- [Work to complete]: Word for word, repeat the entries, minus the pictures.

============================================================

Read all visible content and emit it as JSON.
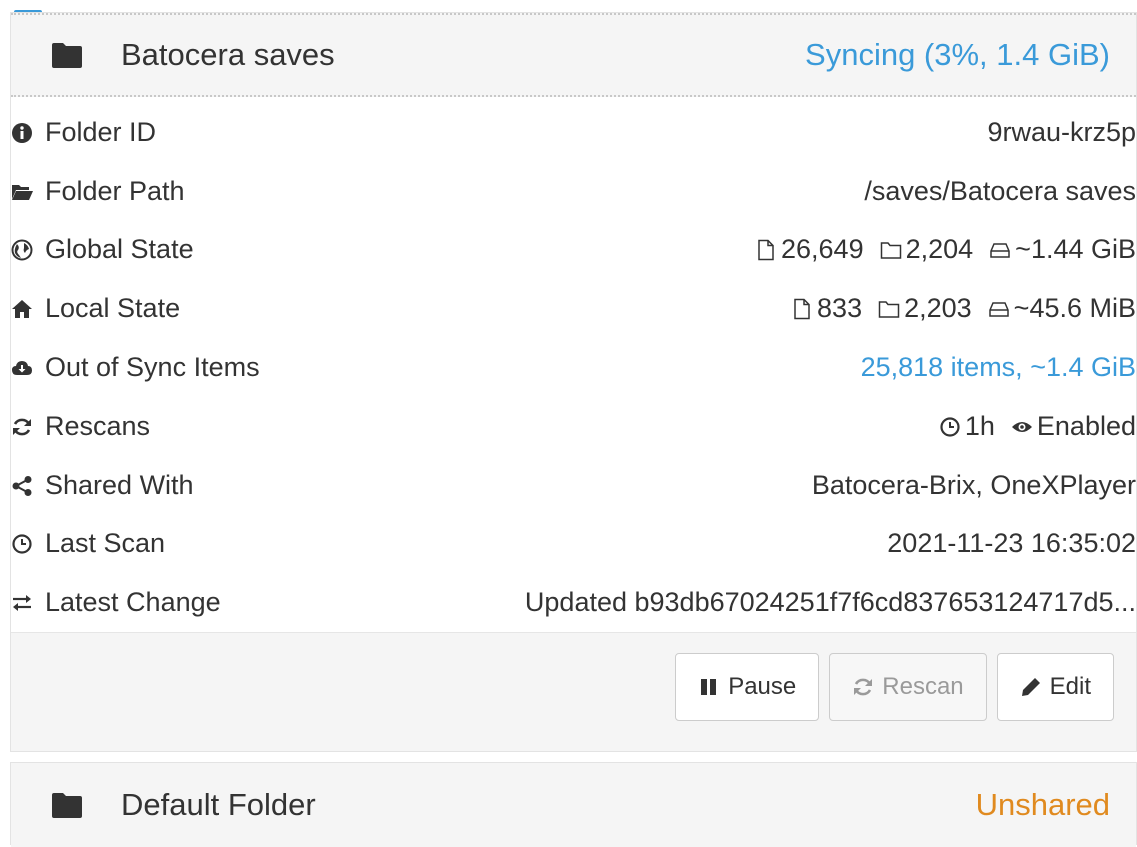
{
  "folder1": {
    "title": "Batocera saves",
    "status": "Syncing (3%, 1.4 GiB)",
    "sync_progress_percent": 3,
    "status_color": "#3a9ad9",
    "rows": {
      "folder_id": {
        "label": "Folder ID",
        "value": "9rwau-krz5p",
        "icon": "info-circle-icon"
      },
      "folder_path": {
        "label": "Folder Path",
        "value": "/saves/Batocera saves",
        "icon": "folder-open-icon"
      },
      "global_state": {
        "label": "Global State",
        "files": "26,649",
        "dirs": "2,204",
        "size": "~1.44 GiB",
        "icon": "globe-icon"
      },
      "local_state": {
        "label": "Local State",
        "files": "833",
        "dirs": "2,203",
        "size": "~45.6 MiB",
        "icon": "home-icon"
      },
      "out_of_sync": {
        "label": "Out of Sync Items",
        "value": "25,818 items, ~1.4 GiB",
        "icon": "cloud-download-icon"
      },
      "rescans": {
        "label": "Rescans",
        "interval": "1h",
        "watcher": "Enabled",
        "icon": "refresh-icon"
      },
      "shared_with": {
        "label": "Shared With",
        "value": "Batocera-Brix, OneXPlayer",
        "icon": "share-icon"
      },
      "last_scan": {
        "label": "Last Scan",
        "value": "2021-11-23 16:35:02",
        "icon": "clock-icon"
      },
      "latest_change": {
        "label": "Latest Change",
        "value": "Updated b93db67024251f7f6cd837653124717d5...",
        "icon": "exchange-icon"
      }
    },
    "buttons": {
      "pause": "Pause",
      "rescan": "Rescan",
      "edit": "Edit"
    }
  },
  "folder2": {
    "title": "Default Folder",
    "status": "Unshared",
    "status_color": "#e08a1f"
  }
}
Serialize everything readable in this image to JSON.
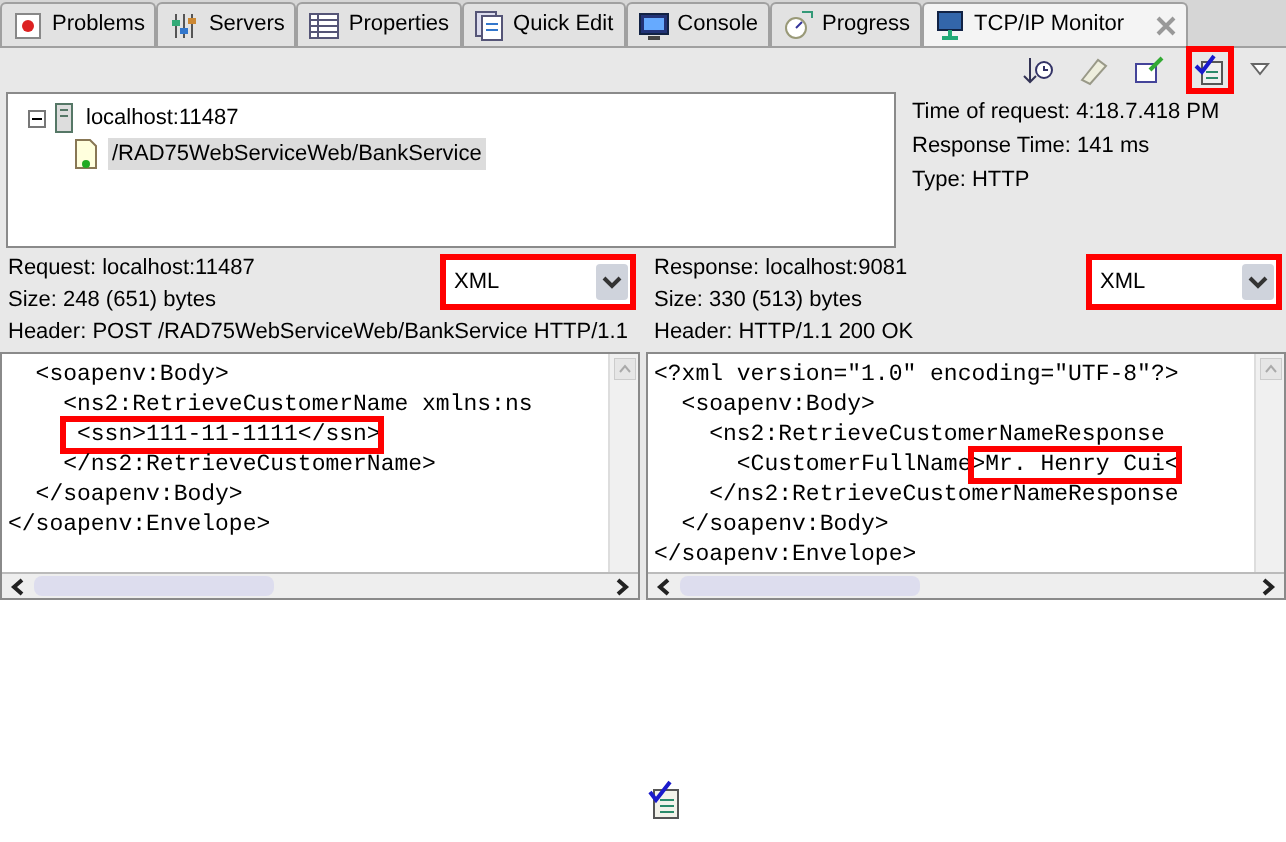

============================================================

- [Expected answer]:
Read all visible content and emit it as JSON.
{
  "folder1": {
    "title": "Batocera saves",
    "status": "Syncing (3%, 1.4 GiB)",
    "sync_progress_percent": 3,
    "status_color": "#3a9ad9",
    "rows": {
      "folder_id": {
        "label": "Folder ID",
        "value": "9rwau-krz5p",
        "icon": "info-circle-icon"
      },
      "folder_path": {
        "label": "Folder Path",
        "value": "/saves/Batocera saves",
        "icon": "folder-open-icon"
      },
      "global_state": {
        "label": "Global State",
        "files": "26,649",
        "dirs": "2,204",
        "size": "~1.44 GiB",
        "icon": "globe-icon"
      },
      "local_state": {
        "label": "Local State",
        "files": "833",
        "dirs": "2,203",
        "size": "~45.6 MiB",
        "icon": "home-icon"
      },
      "out_of_sync": {
        "label": "Out of Sync Items",
        "value": "25,818 items, ~1.4 GiB",
        "icon": "cloud-download-icon"
      },
      "rescans": {
        "label": "Rescans",
        "interval": "1h",
        "watcher": "Enabled",
        "icon": "refresh-icon"
      },
      "shared_with": {
        "label": "Shared With",
        "value": "Batocera-Brix, OneXPlayer",
        "icon": "share-icon"
      },
      "last_scan": {
        "label": "Last Scan",
        "value": "2021-11-23 16:35:02",
        "icon": "clock-icon"
      },
      "latest_change": {
        "label": "Latest Change",
        "value": "Updated b93db67024251f7f6cd837653124717d5...",
        "icon": "exchange-icon"
      }
    },
    "buttons": {
      "pause": "Pause",
      "rescan": "Rescan",
      "edit": "Edit"
    }
  },
  "folder2": {
    "title": "Default Folder",
    "status": "Unshared",
    "status_color": "#e08a1f"
  }
}
Serialize everything readable in this image to JSON.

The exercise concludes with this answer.